» **Task statement**: Copy out all of the material exactly.

» **Input material**:
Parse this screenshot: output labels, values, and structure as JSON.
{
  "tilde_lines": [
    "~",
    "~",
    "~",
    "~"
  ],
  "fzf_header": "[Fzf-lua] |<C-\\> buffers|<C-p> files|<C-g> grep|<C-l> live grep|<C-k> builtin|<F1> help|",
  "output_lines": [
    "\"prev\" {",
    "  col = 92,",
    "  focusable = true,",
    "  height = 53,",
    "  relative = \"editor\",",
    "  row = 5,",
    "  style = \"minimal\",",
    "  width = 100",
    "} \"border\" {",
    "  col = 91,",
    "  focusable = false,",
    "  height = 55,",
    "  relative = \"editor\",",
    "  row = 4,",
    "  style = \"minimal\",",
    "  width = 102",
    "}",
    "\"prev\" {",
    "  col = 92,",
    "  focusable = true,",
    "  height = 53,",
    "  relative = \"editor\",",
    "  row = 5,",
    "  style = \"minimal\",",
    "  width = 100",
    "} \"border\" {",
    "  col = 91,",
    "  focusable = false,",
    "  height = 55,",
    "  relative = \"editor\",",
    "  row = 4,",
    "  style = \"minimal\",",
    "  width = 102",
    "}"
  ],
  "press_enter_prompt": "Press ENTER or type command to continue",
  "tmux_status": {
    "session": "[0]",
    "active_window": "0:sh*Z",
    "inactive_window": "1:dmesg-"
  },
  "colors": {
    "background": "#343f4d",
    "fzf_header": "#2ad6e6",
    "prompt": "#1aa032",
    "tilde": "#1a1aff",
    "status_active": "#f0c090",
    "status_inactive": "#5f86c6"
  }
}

» **Correct answer**:
Parse this screenshot: output labels, values, and structure as JSON.
{
  "tilde_lines": [
    "~",
    "~",
    "~",
    "~"
  ],
  "fzf_header": "[Fzf-lua] |<C-\\> buffers|<C-p> files|<C-g> grep|<C-l> live grep|<C-k> builtin|<F1> help|",
  "output_lines": [
    "\"prev\" {",
    "  col = 92,",
    "  focusable = true,",
    "  height = 53,",
    "  relative = \"editor\",",
    "  row = 5,",
    "  style = \"minimal\",",
    "  width = 100",
    "} \"border\" {",
    "  col = 91,",
    "  focusable = false,",
    "  height = 55,",
    "  relative = \"editor\",",
    "  row = 4,",
    "  style = \"minimal\",",
    "  width = 102",
    "}",
    "\"prev\" {",
    "  col = 92,",
    "  focusable = true,",
    "  height = 53,",
    "  relative = \"editor\",",
    "  row = 5,",
    "  style = \"minimal\",",
    "  width = 100",
    "} \"border\" {",
    "  col = 91,",
    "  focusable = false,",
    "  height = 55,",
    "  relative = \"editor\",",
    "  row = 4,",
    "  style = \"minimal\",",
    "  width = 102",
    "}"
  ],
  "press_enter_prompt": "Press ENTER or type command to continue",
  "tmux_status": {
    "session": "[0]",
    "active_window": "0:sh*Z",
    "inactive_window": "1:dmesg-"
  },
  "colors": {
    "background": "#343f4d",
    "fzf_header": "#2ad6e6",
    "prompt": "#1aa032",
    "tilde": "#1a1aff",
    "status_active": "#f0c090",
    "status_inactive": "#5f86c6"
  }
}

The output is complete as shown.